>> BEGIN

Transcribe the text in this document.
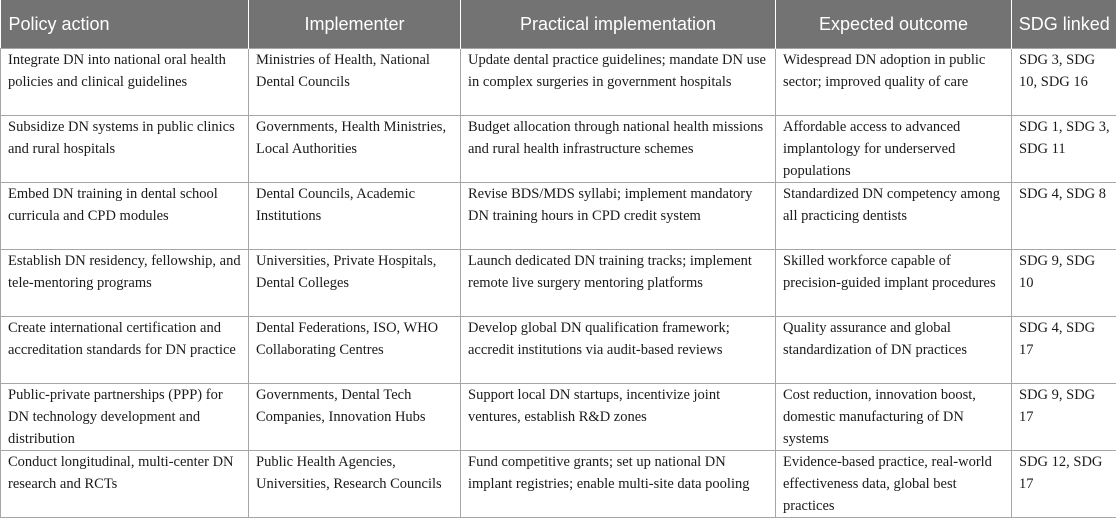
Policy action	Implementer	Practical implementation	Expected outcome	SDG linked
Integrate DN into national oral health policies and clinical guidelines	Ministries of Health, National Dental Councils	Update dental practice guidelines; mandate DN use in complex surgeries in government hospitals	Widespread DN adoption in public sector; improved quality of care	SDG 3, SDG 10, SDG 16
Subsidize DN systems in public clinics and rural hospitals	Governments, Health Ministries, Local Authorities	Budget allocation through national health missions and rural health infrastructure schemes	Affordable access to advanced implantology for underserved populations	SDG 1, SDG 3, SDG 11
Embed DN training in dental school curricula and CPD modules	Dental Councils, Academic Institutions	Revise BDS/MDS syllabi; implement mandatory DN training hours in CPD credit system	Standardized DN competency among all practicing dentists	SDG 4, SDG 8
Establish DN residency, fellowship, and tele-mentoring programs	Universities, Private Hospitals, Dental Colleges	Launch dedicated DN training tracks; implement remote live surgery mentoring platforms	Skilled workforce capable of precision-guided implant procedures	SDG 9, SDG 10
Create international certification and accreditation standards for DN practice	Dental Federations, ISO, WHO Collaborating Centres	Develop global DN qualification framework; accredit institutions via audit-based reviews	Quality assurance and global standardization of DN practices	SDG 4, SDG 17
Public-private partnerships (PPP) for DN technology development and distribution	Governments, Dental Tech Companies, Innovation Hubs	Support local DN startups, incentivize joint ventures, establish R&D zones	Cost reduction, innovation boost, domestic manufacturing of DN systems	SDG 9, SDG 17
Conduct longitudinal, multi-center DN research and RCTs	Public Health Agencies, Universities, Research Councils	Fund competitive grants; set up national DN implant registries; enable multi-site data pooling	Evidence-based practice, real-world effectiveness data, global best practices	SDG 12, SDG 17
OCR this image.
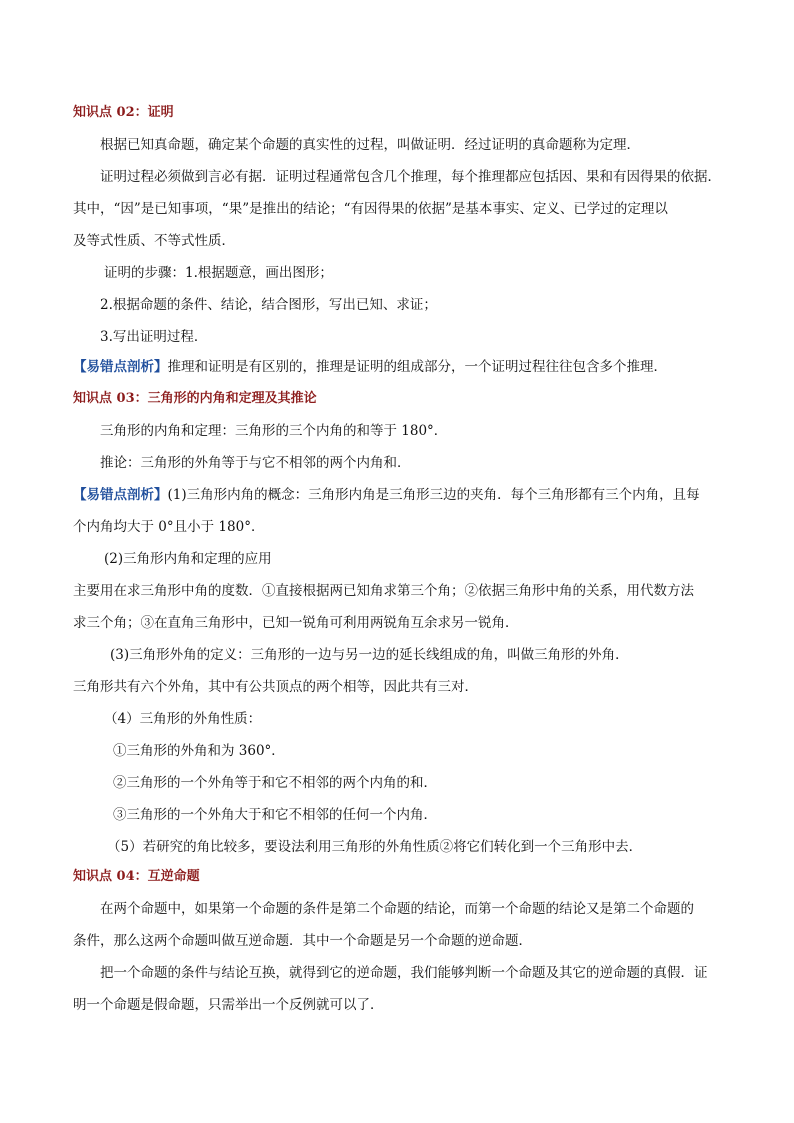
知识点 02：证明
根据已知真命题，确定某个命题的真实性的过程，叫做证明．经过证明的真命题称为定理．
证明过程必须做到言必有据．证明过程通常包含几个推理，每个推理都应包括因、果和有因得果的依据．
其中，“因”是已知事项，“果”是推出的结论；“有因得果的依据”是基本事实、定义、已学过的定理以
及等式性质、不等式性质．
证明的步骤：1.根据题意，画出图形；
2.根据命题的条件、结论，结合图形，写出已知、求证；
3.写出证明过程．
【易错点剖析】推理和证明是有区别的，推理是证明的组成部分，一个证明过程往往包含多个推理．
知识点 03：三角形的内角和定理及其推论
三角形的内角和定理：三角形的三个内角的和等于 180°．
推论：三角形的外角等于与它不相邻的两个内角和．
【易错点剖析】(1)三角形内角的概念：三角形内角是三角形三边的夹角．每个三角形都有三个内角，且每
个内角均大于 0°且小于 180°．
(2)三角形内角和定理的应用
主要用在求三角形中角的度数．①直接根据两已知角求第三个角；②依据三角形中角的关系，用代数方法
求三个角；③在直角三角形中，已知一锐角可利用两锐角互余求另一锐角．
(3)三角形外角的定义：三角形的一边与另一边的延长线组成的角，叫做三角形的外角．
三角形共有六个外角，其中有公共顶点的两个相等，因此共有三对．
（4）三角形的外角性质：
①三角形的外角和为 360°．
②三角形的一个外角等于和它不相邻的两个内角的和．
③三角形的一个外角大于和它不相邻的任何一个内角．
（5）若研究的角比较多，要设法利用三角形的外角性质②将它们转化到一个三角形中去．
知识点 04：互逆命题
在两个命题中，如果第一个命题的条件是第二个命题的结论，而第一个命题的结论又是第二个命题的
条件，那么这两个命题叫做互逆命题．其中一个命题是另一个命题的逆命题．
把一个命题的条件与结论互换，就得到它的逆命题，我们能够判断一个命题及其它的逆命题的真假．证
明一个命题是假命题，只需举出一个反例就可以了．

>> END

# INSTRUCTIONS TO FOLLOW
Copy out all lines from the material above that contain the string "易错点剖析".

# PROBLEM SOLUTION
【易错点剖析】推理和证明是有区别的，推理是证明的组成部分，一个证明过程往往包含多个推理．
【易错点剖析】(1)三角形内角的概念：三角形内角是三角形三边的夹角．每个三角形都有三个内角，且每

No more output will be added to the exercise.